─── Extracted data ───

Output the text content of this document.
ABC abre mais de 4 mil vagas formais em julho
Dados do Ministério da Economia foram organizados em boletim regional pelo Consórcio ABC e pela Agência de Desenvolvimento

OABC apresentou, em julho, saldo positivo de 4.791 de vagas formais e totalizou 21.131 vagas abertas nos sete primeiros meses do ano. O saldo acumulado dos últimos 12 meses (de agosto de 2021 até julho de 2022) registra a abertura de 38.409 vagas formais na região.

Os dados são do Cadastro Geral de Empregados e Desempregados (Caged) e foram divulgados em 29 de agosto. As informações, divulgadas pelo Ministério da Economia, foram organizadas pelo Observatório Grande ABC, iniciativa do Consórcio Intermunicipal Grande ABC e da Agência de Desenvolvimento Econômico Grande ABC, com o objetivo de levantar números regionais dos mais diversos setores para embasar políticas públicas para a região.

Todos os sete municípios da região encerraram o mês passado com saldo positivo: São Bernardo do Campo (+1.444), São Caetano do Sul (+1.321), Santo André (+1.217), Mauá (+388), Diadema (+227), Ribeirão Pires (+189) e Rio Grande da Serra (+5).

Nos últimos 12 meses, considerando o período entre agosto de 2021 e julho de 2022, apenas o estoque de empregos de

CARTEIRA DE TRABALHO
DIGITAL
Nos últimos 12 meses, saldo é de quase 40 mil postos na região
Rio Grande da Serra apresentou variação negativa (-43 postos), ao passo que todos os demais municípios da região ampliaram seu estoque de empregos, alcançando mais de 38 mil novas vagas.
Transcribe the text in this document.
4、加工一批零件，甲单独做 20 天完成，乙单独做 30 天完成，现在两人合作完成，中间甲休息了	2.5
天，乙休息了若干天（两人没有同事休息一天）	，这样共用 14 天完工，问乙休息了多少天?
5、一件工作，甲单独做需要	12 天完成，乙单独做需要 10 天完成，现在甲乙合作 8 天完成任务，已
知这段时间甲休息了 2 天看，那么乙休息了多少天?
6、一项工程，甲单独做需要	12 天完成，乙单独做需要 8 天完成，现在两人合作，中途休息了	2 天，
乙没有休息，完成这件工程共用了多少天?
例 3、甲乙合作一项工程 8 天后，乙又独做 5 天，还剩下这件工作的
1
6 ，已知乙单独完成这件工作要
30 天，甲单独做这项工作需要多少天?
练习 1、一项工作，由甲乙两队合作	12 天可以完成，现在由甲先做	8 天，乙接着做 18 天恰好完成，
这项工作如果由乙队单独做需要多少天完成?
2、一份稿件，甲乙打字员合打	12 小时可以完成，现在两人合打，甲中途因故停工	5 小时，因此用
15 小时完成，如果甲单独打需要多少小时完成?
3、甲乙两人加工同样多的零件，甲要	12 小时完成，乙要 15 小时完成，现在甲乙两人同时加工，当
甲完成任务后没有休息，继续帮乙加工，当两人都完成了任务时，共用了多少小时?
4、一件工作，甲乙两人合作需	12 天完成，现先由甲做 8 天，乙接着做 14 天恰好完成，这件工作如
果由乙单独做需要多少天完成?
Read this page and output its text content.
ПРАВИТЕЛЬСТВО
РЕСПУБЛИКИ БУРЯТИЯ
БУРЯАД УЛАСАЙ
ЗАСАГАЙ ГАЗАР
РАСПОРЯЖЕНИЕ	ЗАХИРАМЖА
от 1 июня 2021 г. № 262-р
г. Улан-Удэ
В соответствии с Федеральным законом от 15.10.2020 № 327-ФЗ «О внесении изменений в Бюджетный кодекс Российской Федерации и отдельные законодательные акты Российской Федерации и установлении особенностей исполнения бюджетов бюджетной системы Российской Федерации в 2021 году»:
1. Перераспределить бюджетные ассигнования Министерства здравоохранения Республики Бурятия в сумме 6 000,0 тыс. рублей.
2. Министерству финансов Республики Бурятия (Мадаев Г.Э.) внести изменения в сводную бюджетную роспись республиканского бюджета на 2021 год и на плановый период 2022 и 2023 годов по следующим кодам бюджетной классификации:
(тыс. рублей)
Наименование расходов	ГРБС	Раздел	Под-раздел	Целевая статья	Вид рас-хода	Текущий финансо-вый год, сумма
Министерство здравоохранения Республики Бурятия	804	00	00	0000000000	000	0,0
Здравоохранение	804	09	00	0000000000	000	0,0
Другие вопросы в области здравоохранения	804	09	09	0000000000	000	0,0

───

▸ **Requirement**
All of the entries above must be quoted exactly.

▸ **Output below**
Output the text content of this document.
ABC abre mais de 4 mil vagas formais em julho
Dados do Ministério da Economia foram organizados em boletim regional pelo Consórcio ABC e pela Agência de Desenvolvimento

OABC apresentou, em julho, saldo positivo de 4.791 de vagas formais e totalizou 21.131 vagas abertas nos sete primeiros meses do ano. O saldo acumulado dos últimos 12 meses (de agosto de 2021 até julho de 2022) registra a abertura de 38.409 vagas formais na região.

Os dados são do Cadastro Geral de Empregados e Desempregados (Caged) e foram divulgados em 29 de agosto. As informações, divulgadas pelo Ministério da Economia, foram organizadas pelo Observatório Grande ABC, iniciativa do Consórcio Intermunicipal Grande ABC e da Agência de Desenvolvimento Econômico Grande ABC, com o objetivo de levantar números regionais dos mais diversos setores para embasar políticas públicas para a região.

Todos os sete municípios da região encerraram o mês passado com saldo positivo: São Bernardo do Campo (+1.444), São Caetano do Sul (+1.321), Santo André (+1.217), Mauá (+388), Diadema (+227), Ribeirão Pires (+189) e Rio Grande da Serra (+5).

Nos últimos 12 meses, considerando o período entre agosto de 2021 e julho de 2022, apenas o estoque de empregos de

CARTEIRA DE TRABALHO
DIGITAL
Nos últimos 12 meses, saldo é de quase 40 mil postos na região
Rio Grande da Serra apresentou variação negativa (-43 postos), ao passo que todos os demais municípios da região ampliaram seu estoque de empregos, alcançando mais de 38 mil novas vagas.
Transcribe the text in this document.
4、加工一批零件，甲单独做 20 天完成，乙单独做 30 天完成，现在两人合作完成，中间甲休息了	2.5
天，乙休息了若干天（两人没有同事休息一天）	，这样共用 14 天完工，问乙休息了多少天?
5、一件工作，甲单独做需要	12 天完成，乙单独做需要 10 天完成，现在甲乙合作 8 天完成任务，已
知这段时间甲休息了 2 天看，那么乙休息了多少天?
6、一项工程，甲单独做需要	12 天完成，乙单独做需要 8 天完成，现在两人合作，中途休息了	2 天，
乙没有休息，完成这件工程共用了多少天?
例 3、甲乙合作一项工程 8 天后，乙又独做 5 天，还剩下这件工作的
1
6 ，已知乙单独完成这件工作要
30 天，甲单独做这项工作需要多少天?
练习 1、一项工作，由甲乙两队合作	12 天可以完成，现在由甲先做	8 天，乙接着做 18 天恰好完成，
这项工作如果由乙队单独做需要多少天完成?
2、一份稿件，甲乙打字员合打	12 小时可以完成，现在两人合打，甲中途因故停工	5 小时，因此用
15 小时完成，如果甲单独打需要多少小时完成?
3、甲乙两人加工同样多的零件，甲要	12 小时完成，乙要 15 小时完成，现在甲乙两人同时加工，当
甲完成任务后没有休息，继续帮乙加工，当两人都完成了任务时，共用了多少小时?
4、一件工作，甲乙两人合作需	12 天完成，现先由甲做 8 天，乙接着做 14 天恰好完成，这件工作如
果由乙单独做需要多少天完成?
Read this page and output its text content.
ПРАВИТЕЛЬСТВО
РЕСПУБЛИКИ БУРЯТИЯ
БУРЯАД УЛАСАЙ
ЗАСАГАЙ ГАЗАР
РАСПОРЯЖЕНИЕ	ЗАХИРАМЖА
от 1 июня 2021 г. № 262-р
г. Улан-Удэ
В соответствии с Федеральным законом от 15.10.2020 № 327-ФЗ «О внесении изменений в Бюджетный кодекс Российской Федерации и отдельные законодательные акты Российской Федерации и установлении особенностей исполнения бюджетов бюджетной системы Российской Федерации в 2021 году»:
1. Перераспределить бюджетные ассигнования Министерства здравоохранения Республики Бурятия в сумме 6 000,0 тыс. рублей.
2. Министерству финансов Республики Бурятия (Мадаев Г.Э.) внести изменения в сводную бюджетную роспись республиканского бюджета на 2021 год и на плановый период 2022 и 2023 годов по следующим кодам бюджетной классификации:
(тыс. рублей)
Наименование расходов	ГРБС	Раздел	Под-раздел	Целевая статья	Вид рас-хода	Текущий финансо-вый год, сумма
Министерство здравоохранения Республики Бурятия	804	00	00	0000000000	000	0,0
Здравоохранение	804	09	00	0000000000	000	0,0
Другие вопросы в области здравоохранения	804	09	09	0000000000	000	0,0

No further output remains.